**Set exercise**
Your task is to transcribe the data in full.

Items listed in a dataset:

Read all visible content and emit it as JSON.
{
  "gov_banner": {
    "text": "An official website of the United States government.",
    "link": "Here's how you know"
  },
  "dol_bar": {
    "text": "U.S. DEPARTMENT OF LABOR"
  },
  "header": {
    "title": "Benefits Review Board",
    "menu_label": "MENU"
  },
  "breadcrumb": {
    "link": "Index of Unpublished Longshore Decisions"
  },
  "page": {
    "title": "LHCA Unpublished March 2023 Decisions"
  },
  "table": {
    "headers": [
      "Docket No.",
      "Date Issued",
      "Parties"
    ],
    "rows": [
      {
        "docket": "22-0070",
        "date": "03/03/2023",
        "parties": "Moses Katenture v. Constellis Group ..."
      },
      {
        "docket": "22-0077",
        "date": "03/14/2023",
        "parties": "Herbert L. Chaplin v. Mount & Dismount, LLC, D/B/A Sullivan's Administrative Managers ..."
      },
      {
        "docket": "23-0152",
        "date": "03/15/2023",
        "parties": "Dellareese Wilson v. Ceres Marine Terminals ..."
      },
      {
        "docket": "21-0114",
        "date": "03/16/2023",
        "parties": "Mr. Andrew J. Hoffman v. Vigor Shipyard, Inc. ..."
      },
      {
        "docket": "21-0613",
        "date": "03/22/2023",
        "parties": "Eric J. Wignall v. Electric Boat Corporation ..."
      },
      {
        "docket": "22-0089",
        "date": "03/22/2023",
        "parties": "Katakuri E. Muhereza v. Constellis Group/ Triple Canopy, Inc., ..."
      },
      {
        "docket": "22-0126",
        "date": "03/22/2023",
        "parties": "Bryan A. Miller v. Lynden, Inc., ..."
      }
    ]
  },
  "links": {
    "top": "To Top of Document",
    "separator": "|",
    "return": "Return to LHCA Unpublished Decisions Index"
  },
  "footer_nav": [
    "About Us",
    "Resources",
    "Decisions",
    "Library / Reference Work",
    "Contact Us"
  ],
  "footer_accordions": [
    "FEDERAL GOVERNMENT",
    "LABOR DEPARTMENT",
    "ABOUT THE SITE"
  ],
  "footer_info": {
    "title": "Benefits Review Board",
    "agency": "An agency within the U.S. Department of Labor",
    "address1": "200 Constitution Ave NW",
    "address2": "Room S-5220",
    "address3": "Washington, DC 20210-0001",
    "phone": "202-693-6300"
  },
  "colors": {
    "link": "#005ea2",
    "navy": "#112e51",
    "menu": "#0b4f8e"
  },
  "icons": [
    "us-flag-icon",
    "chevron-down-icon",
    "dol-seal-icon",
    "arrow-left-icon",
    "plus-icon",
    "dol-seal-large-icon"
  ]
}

**Exercise answer**
Read all visible content and emit it as JSON.
{
  "gov_banner": {
    "text": "An official website of the United States government.",
    "link": "Here's how you know"
  },
  "dol_bar": {
    "text": "U.S. DEPARTMENT OF LABOR"
  },
  "header": {
    "title": "Benefits Review Board",
    "menu_label": "MENU"
  },
  "breadcrumb": {
    "link": "Index of Unpublished Longshore Decisions"
  },
  "page": {
    "title": "LHCA Unpublished March 2023 Decisions"
  },
  "table": {
    "headers": [
      "Docket No.",
      "Date Issued",
      "Parties"
    ],
    "rows": [
      {
        "docket": "22-0070",
        "date": "03/03/2023",
        "parties": "Moses Katenture v. Constellis Group ..."
      },
      {
        "docket": "22-0077",
        "date": "03/14/2023",
        "parties": "Herbert L. Chaplin v. Mount & Dismount, LLC, D/B/A Sullivan's Administrative Managers ..."
      },
      {
        "docket": "23-0152",
        "date": "03/15/2023",
        "parties": "Dellareese Wilson v. Ceres Marine Terminals ..."
      },
      {
        "docket": "21-0114",
        "date": "03/16/2023",
        "parties": "Mr. Andrew J. Hoffman v. Vigor Shipyard, Inc. ..."
      },
      {
        "docket": "21-0613",
        "date": "03/22/2023",
        "parties": "Eric J. Wignall v. Electric Boat Corporation ..."
      },
      {
        "docket": "22-0089",
        "date": "03/22/2023",
        "parties": "Katakuri E. Muhereza v. Constellis Group/ Triple Canopy, Inc., ..."
      },
      {
        "docket": "22-0126",
        "date": "03/22/2023",
        "parties": "Bryan A. Miller v. Lynden, Inc., ..."
      }
    ]
  },
  "links": {
    "top": "To Top of Document",
    "separator": "|",
    "return": "Return to LHCA Unpublished Decisions Index"
  },
  "footer_nav": [
    "About Us",
    "Resources",
    "Decisions",
    "Library / Reference Work",
    "Contact Us"
  ],
  "footer_accordions": [
    "FEDERAL GOVERNMENT",
    "LABOR DEPARTMENT",
    "ABOUT THE SITE"
  ],
  "footer_info": {
    "title": "Benefits Review Board",
    "agency": "An agency within the U.S. Department of Labor",
    "address1": "200 Constitution Ave NW",
    "address2": "Room S-5220",
    "address3": "Washington, DC 20210-0001",
    "phone": "202-693-6300"
  },
  "colors": {
    "link": "#005ea2",
    "navy": "#112e51",
    "menu": "#0b4f8e"
  },
  "icons": [
    "us-flag-icon",
    "chevron-down-icon",
    "dol-seal-icon",
    "arrow-left-icon",
    "plus-icon",
    "dol-seal-large-icon"
  ]
}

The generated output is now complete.